Go through the entries below and count the lines holding the word "Version". Reply with only the number, please.

______________________________

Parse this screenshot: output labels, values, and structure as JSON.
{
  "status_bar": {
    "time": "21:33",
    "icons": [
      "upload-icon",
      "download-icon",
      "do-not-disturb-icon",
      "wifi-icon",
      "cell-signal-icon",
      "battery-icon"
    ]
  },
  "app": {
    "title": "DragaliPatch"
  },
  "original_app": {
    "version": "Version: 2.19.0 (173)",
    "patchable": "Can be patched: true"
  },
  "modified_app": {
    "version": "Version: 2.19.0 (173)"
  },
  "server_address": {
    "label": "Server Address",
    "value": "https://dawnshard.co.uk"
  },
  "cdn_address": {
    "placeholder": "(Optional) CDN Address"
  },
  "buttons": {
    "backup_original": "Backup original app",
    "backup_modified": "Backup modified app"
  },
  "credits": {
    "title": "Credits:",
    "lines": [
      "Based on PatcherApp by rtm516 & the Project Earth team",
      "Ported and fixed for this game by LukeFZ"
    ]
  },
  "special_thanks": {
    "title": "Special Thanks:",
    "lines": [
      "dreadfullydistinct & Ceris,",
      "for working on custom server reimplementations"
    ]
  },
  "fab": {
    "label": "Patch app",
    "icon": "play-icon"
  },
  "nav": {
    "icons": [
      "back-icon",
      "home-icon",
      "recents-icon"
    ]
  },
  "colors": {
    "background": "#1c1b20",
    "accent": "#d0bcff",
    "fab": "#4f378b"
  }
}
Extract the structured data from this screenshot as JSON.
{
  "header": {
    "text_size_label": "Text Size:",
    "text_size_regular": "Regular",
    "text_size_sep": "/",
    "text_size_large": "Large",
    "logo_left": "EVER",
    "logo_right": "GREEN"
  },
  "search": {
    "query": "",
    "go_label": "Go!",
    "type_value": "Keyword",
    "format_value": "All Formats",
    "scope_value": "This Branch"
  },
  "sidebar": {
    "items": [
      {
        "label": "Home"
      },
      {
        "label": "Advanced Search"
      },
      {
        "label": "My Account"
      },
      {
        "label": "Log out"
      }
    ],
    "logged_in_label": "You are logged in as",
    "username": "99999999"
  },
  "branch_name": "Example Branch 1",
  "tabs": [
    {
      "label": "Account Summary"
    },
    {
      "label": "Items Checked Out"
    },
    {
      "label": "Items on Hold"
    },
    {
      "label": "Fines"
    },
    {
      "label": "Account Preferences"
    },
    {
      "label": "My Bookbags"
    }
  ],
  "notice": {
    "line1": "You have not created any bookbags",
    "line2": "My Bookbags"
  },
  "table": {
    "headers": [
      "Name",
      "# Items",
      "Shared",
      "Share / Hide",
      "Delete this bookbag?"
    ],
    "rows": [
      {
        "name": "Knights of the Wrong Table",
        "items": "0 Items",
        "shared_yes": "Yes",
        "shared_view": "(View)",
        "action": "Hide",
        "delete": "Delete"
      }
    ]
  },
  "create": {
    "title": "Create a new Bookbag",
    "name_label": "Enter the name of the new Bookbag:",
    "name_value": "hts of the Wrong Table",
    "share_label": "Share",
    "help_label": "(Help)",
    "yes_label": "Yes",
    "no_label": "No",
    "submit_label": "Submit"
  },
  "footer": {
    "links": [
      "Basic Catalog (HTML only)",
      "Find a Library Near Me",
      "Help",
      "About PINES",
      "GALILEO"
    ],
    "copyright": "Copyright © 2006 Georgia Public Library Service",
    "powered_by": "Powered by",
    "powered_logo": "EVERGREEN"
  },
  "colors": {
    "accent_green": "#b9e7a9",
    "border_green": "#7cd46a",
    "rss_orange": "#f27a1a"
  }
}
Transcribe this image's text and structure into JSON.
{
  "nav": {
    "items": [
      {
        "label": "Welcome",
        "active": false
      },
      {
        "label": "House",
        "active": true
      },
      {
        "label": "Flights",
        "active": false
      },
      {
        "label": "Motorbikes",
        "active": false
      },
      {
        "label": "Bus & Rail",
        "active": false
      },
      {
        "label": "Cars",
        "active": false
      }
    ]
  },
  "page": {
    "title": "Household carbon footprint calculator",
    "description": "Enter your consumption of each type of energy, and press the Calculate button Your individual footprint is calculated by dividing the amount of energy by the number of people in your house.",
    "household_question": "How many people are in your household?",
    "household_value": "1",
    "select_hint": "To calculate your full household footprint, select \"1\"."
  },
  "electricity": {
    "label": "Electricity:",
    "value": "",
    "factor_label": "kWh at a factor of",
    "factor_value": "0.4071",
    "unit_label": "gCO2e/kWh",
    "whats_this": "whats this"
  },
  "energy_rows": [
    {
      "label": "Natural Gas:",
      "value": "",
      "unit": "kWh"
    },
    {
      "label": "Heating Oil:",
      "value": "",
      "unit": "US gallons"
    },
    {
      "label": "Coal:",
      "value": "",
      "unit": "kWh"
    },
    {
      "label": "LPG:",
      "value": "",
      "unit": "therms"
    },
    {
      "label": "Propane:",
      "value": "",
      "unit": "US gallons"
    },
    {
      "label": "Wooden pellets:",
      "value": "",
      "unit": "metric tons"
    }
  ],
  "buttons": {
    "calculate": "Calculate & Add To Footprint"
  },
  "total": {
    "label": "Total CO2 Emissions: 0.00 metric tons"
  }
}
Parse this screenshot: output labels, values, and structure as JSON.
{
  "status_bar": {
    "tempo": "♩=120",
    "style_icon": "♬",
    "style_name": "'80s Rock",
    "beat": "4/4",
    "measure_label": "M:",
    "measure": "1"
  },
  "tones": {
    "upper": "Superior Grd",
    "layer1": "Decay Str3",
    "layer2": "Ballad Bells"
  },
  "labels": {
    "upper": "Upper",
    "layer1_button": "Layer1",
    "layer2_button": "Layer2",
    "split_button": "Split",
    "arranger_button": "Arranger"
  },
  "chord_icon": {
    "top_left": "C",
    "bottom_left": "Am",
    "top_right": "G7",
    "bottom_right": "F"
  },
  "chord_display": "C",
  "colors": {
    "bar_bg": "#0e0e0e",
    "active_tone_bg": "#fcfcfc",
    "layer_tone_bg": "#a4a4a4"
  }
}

______________________________

▸ WRITTEN RESPONSE
2